— start EXTRACTED ENTRIES —

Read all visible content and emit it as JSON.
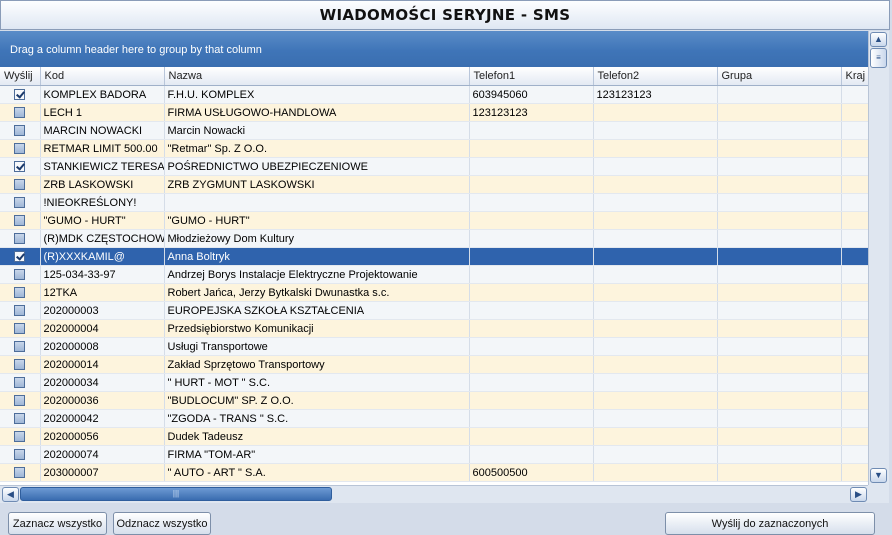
{
  "window": {
    "title": "WIADOMOŚCI SERYJNE - SMS"
  },
  "group_panel": {
    "hint": "Drag a column header here to group by that column"
  },
  "grid": {
    "columns": [
      "Wyślij",
      "Kod",
      "Nazwa",
      "Telefon1",
      "Telefon2",
      "Grupa",
      "Kraj"
    ],
    "rows": [
      {
        "checked": true,
        "kod": "KOMPLEX BADORA",
        "nazwa": "F.H.U. KOMPLEX",
        "telefon1": "603945060",
        "telefon2": "123123123",
        "grupa": "",
        "kraj": ""
      },
      {
        "checked": false,
        "kod": "LECH 1",
        "nazwa": "FIRMA USŁUGOWO-HANDLOWA",
        "telefon1": "123123123",
        "telefon2": "",
        "grupa": "",
        "kraj": ""
      },
      {
        "checked": false,
        "kod": "MARCIN NOWACKI",
        "nazwa": "Marcin Nowacki",
        "telefon1": "",
        "telefon2": "",
        "grupa": "",
        "kraj": ""
      },
      {
        "checked": false,
        "kod": "RETMAR LIMIT 500.00",
        "nazwa": "\"Retmar\" Sp. Z O.O.",
        "telefon1": "",
        "telefon2": "",
        "grupa": "",
        "kraj": ""
      },
      {
        "checked": true,
        "kod": "STANKIEWICZ TERESA",
        "nazwa": "POŚREDNICTWO UBEZPIECZENIOWE",
        "telefon1": "",
        "telefon2": "",
        "grupa": "",
        "kraj": ""
      },
      {
        "checked": false,
        "kod": "ZRB LASKOWSKI",
        "nazwa": "ZRB ZYGMUNT LASKOWSKI",
        "telefon1": "",
        "telefon2": "",
        "grupa": "",
        "kraj": ""
      },
      {
        "checked": false,
        "kod": "!NIEOKREŚLONY!",
        "nazwa": "",
        "telefon1": "",
        "telefon2": "",
        "grupa": "",
        "kraj": ""
      },
      {
        "checked": false,
        "kod": "\"GUMO - HURT\"",
        "nazwa": "\"GUMO - HURT\"",
        "telefon1": "",
        "telefon2": "",
        "grupa": "",
        "kraj": ""
      },
      {
        "checked": false,
        "kod": "(R)MDK CZĘSTOCHOWA",
        "nazwa": "Młodzieżowy Dom Kultury",
        "telefon1": "",
        "telefon2": "",
        "grupa": "",
        "kraj": ""
      },
      {
        "checked": true,
        "kod": "(R)XXXKAMIL@",
        "nazwa": "Anna Boltryk",
        "telefon1": "",
        "telefon2": "",
        "grupa": "",
        "kraj": "",
        "selected": true
      },
      {
        "checked": false,
        "kod": "125-034-33-97",
        "nazwa": "Andrzej Borys Instalacje Elektryczne Projektowanie",
        "telefon1": "",
        "telefon2": "",
        "grupa": "",
        "kraj": ""
      },
      {
        "checked": false,
        "kod": "12TKA",
        "nazwa": "Robert Jańca, Jerzy Bytkalski Dwunastka s.c.",
        "telefon1": "",
        "telefon2": "",
        "grupa": "",
        "kraj": ""
      },
      {
        "checked": false,
        "kod": "202000003",
        "nazwa": "EUROPEJSKA SZKOŁA KSZTAŁCENIA",
        "telefon1": "",
        "telefon2": "",
        "grupa": "",
        "kraj": ""
      },
      {
        "checked": false,
        "kod": "202000004",
        "nazwa": "Przedsiębiorstwo Komunikacji",
        "telefon1": "",
        "telefon2": "",
        "grupa": "",
        "kraj": ""
      },
      {
        "checked": false,
        "kod": "202000008",
        "nazwa": "Usługi Transportowe",
        "telefon1": "",
        "telefon2": "",
        "grupa": "",
        "kraj": ""
      },
      {
        "checked": false,
        "kod": "202000014",
        "nazwa": "Zakład Sprzętowo Transportowy",
        "telefon1": "",
        "telefon2": "",
        "grupa": "",
        "kraj": ""
      },
      {
        "checked": false,
        "kod": "202000034",
        "nazwa": "\" HURT - MOT \" S.C.",
        "telefon1": "",
        "telefon2": "",
        "grupa": "",
        "kraj": ""
      },
      {
        "checked": false,
        "kod": "202000036",
        "nazwa": "\"BUDLOCUM\" SP. Z O.O.",
        "telefon1": "",
        "telefon2": "",
        "grupa": "",
        "kraj": ""
      },
      {
        "checked": false,
        "kod": "202000042",
        "nazwa": "\"ZGODA - TRANS \" S.C.",
        "telefon1": "",
        "telefon2": "",
        "grupa": "",
        "kraj": ""
      },
      {
        "checked": false,
        "kod": "202000056",
        "nazwa": "Dudek Tadeusz",
        "telefon1": "",
        "telefon2": "",
        "grupa": "",
        "kraj": ""
      },
      {
        "checked": false,
        "kod": "202000074",
        "nazwa": "FIRMA \"TOM-AR\"",
        "telefon1": "",
        "telefon2": "",
        "grupa": "",
        "kraj": ""
      },
      {
        "checked": false,
        "kod": "203000007",
        "nazwa": "\" AUTO - ART \" S.A.",
        "telefon1": "600500500",
        "telefon2": "",
        "grupa": "",
        "kraj": ""
      }
    ]
  },
  "buttons": {
    "check_all": "Zaznacz wszystko",
    "uncheck_all": "Odznacz wszystko",
    "send_selected": "Wyślij do zaznaczonych"
  },
  "colors": {
    "selected_row": "#2f63ad",
    "alt_row": "#fdf4dd",
    "group_panel": "#3f75b8"
  }
}
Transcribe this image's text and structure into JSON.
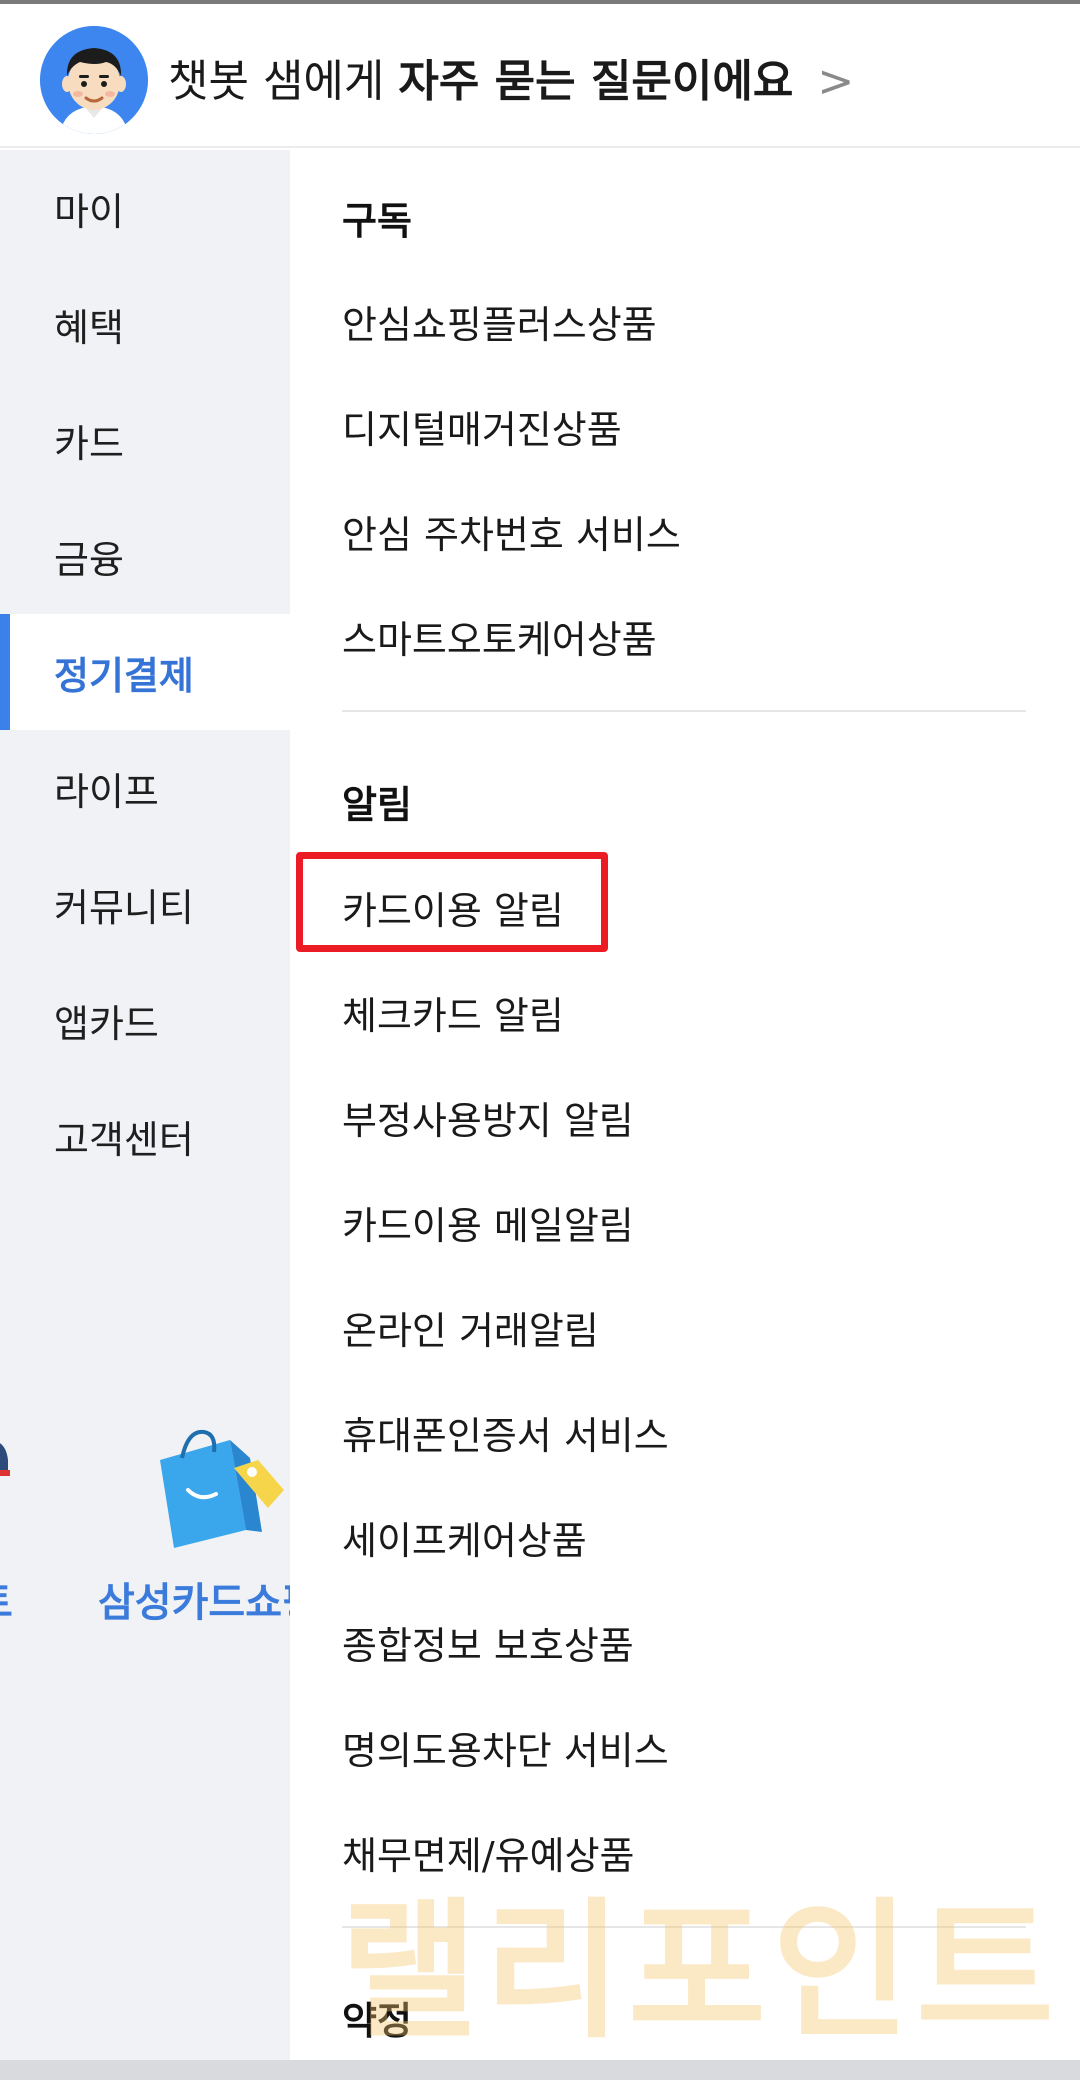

— end EXTRACTED ENTRIES —

[WORK TO BE COMPLETED]:
Return each line from the material above exactly, but not the pictures.

[RESPONSE TO THE TASK]:
Read all visible content and emit it as JSON.
{
  "window": {
    "title": "WIADOMOŚCI SERYJNE - SMS"
  },
  "group_panel": {
    "hint": "Drag a column header here to group by that column"
  },
  "grid": {
    "columns": [
      "Wyślij",
      "Kod",
      "Nazwa",
      "Telefon1",
      "Telefon2",
      "Grupa",
      "Kraj"
    ],
    "rows": [
      {
        "checked": true,
        "kod": "KOMPLEX BADORA",
        "nazwa": "F.H.U. KOMPLEX",
        "telefon1": "603945060",
        "telefon2": "123123123",
        "grupa": "",
        "kraj": ""
      },
      {
        "checked": false,
        "kod": "LECH 1",
        "nazwa": "FIRMA USŁUGOWO-HANDLOWA",
        "telefon1": "123123123",
        "telefon2": "",
        "grupa": "",
        "kraj": ""
      },
      {
        "checked": false,
        "kod": "MARCIN NOWACKI",
        "nazwa": "Marcin Nowacki",
        "telefon1": "",
        "telefon2": "",
        "grupa": "",
        "kraj": ""
      },
      {
        "checked": false,
        "kod": "RETMAR LIMIT 500.00",
        "nazwa": "\"Retmar\" Sp. Z O.O.",
        "telefon1": "",
        "telefon2": "",
        "grupa": "",
        "kraj": ""
      },
      {
        "checked": true,
        "kod": "STANKIEWICZ TERESA",
        "nazwa": "POŚREDNICTWO UBEZPIECZENIOWE",
        "telefon1": "",
        "telefon2": "",
        "grupa": "",
        "kraj": ""
      },
      {
        "checked": false,
        "kod": "ZRB LASKOWSKI",
        "nazwa": "ZRB ZYGMUNT LASKOWSKI",
        "telefon1": "",
        "telefon2": "",
        "grupa": "",
        "kraj": ""
      },
      {
        "checked": false,
        "kod": "!NIEOKREŚLONY!",
        "nazwa": "",
        "telefon1": "",
        "telefon2": "",
        "grupa": "",
        "kraj": ""
      },
      {
        "checked": false,
        "kod": "\"GUMO - HURT\"",
        "nazwa": "\"GUMO - HURT\"",
        "telefon1": "",
        "telefon2": "",
        "grupa": "",
        "kraj": ""
      },
      {
        "checked": false,
        "kod": "(R)MDK CZĘSTOCHOWA",
        "nazwa": "Młodzieżowy Dom Kultury",
        "telefon1": "",
        "telefon2": "",
        "grupa": "",
        "kraj": ""
      },
      {
        "checked": true,
        "kod": "(R)XXXKAMIL@",
        "nazwa": "Anna Boltryk",
        "telefon1": "",
        "telefon2": "",
        "grupa": "",
        "kraj": "",
        "selected": true
      },
      {
        "checked": false,
        "kod": "125-034-33-97",
        "nazwa": "Andrzej Borys Instalacje Elektryczne Projektowanie",
        "telefon1": "",
        "telefon2": "",
        "grupa": "",
        "kraj": ""
      },
      {
        "checked": false,
        "kod": "12TKA",
        "nazwa": "Robert Jańca, Jerzy Bytkalski Dwunastka s.c.",
        "telefon1": "",
        "telefon2": "",
        "grupa": "",
        "kraj": ""
      },
      {
        "checked": false,
        "kod": "202000003",
        "nazwa": "EUROPEJSKA SZKOŁA KSZTAŁCENIA",
        "telefon1": "",
        "telefon2": "",
        "grupa": "",
        "kraj": ""
      },
      {
        "checked": false,
        "kod": "202000004",
        "nazwa": "Przedsiębiorstwo Komunikacji",
        "telefon1": "",
        "telefon2": "",
        "grupa": "",
        "kraj": ""
      },
      {
        "checked": false,
        "kod": "202000008",
        "nazwa": "Usługi Transportowe",
        "telefon1": "",
        "telefon2": "",
        "grupa": "",
        "kraj": ""
      },
      {
        "checked": false,
        "kod": "202000014",
        "nazwa": "Zakład Sprzętowo Transportowy",
        "telefon1": "",
        "telefon2": "",
        "grupa": "",
        "kraj": ""
      },
      {
        "checked": false,
        "kod": "202000034",
        "nazwa": "\" HURT - MOT \" S.C.",
        "telefon1": "",
        "telefon2": "",
        "grupa": "",
        "kraj": ""
      },
      {
        "checked": false,
        "kod": "202000036",
        "nazwa": "\"BUDLOCUM\" SP. Z O.O.",
        "telefon1": "",
        "telefon2": "",
        "grupa": "",
        "kraj": ""
      },
      {
        "checked": false,
        "kod": "202000042",
        "nazwa": "\"ZGODA - TRANS \" S.C.",
        "telefon1": "",
        "telefon2": "",
        "grupa": "",
        "kraj": ""
      },
      {
        "checked": false,
        "kod": "202000056",
        "nazwa": "Dudek Tadeusz",
        "telefon1": "",
        "telefon2": "",
        "grupa": "",
        "kraj": ""
      },
      {
        "checked": false,
        "kod": "202000074",
        "nazwa": "FIRMA \"TOM-AR\"",
        "telefon1": "",
        "telefon2": "",
        "grupa": "",
        "kraj": ""
      },
      {
        "checked": false,
        "kod": "203000007",
        "nazwa": "\" AUTO - ART \" S.A.",
        "telefon1": "600500500",
        "telefon2": "",
        "grupa": "",
        "kraj": ""
      }
    ]
  },
  "buttons": {
    "check_all": "Zaznacz wszystko",
    "uncheck_all": "Odznacz wszystko",
    "send_selected": "Wyślij do zaznaczonych"
  },
  "colors": {
    "selected_row": "#2f63ad",
    "alt_row": "#fdf4dd",
    "group_panel": "#3f75b8"
  }
}
Transcribe this image's text and structure into JSON.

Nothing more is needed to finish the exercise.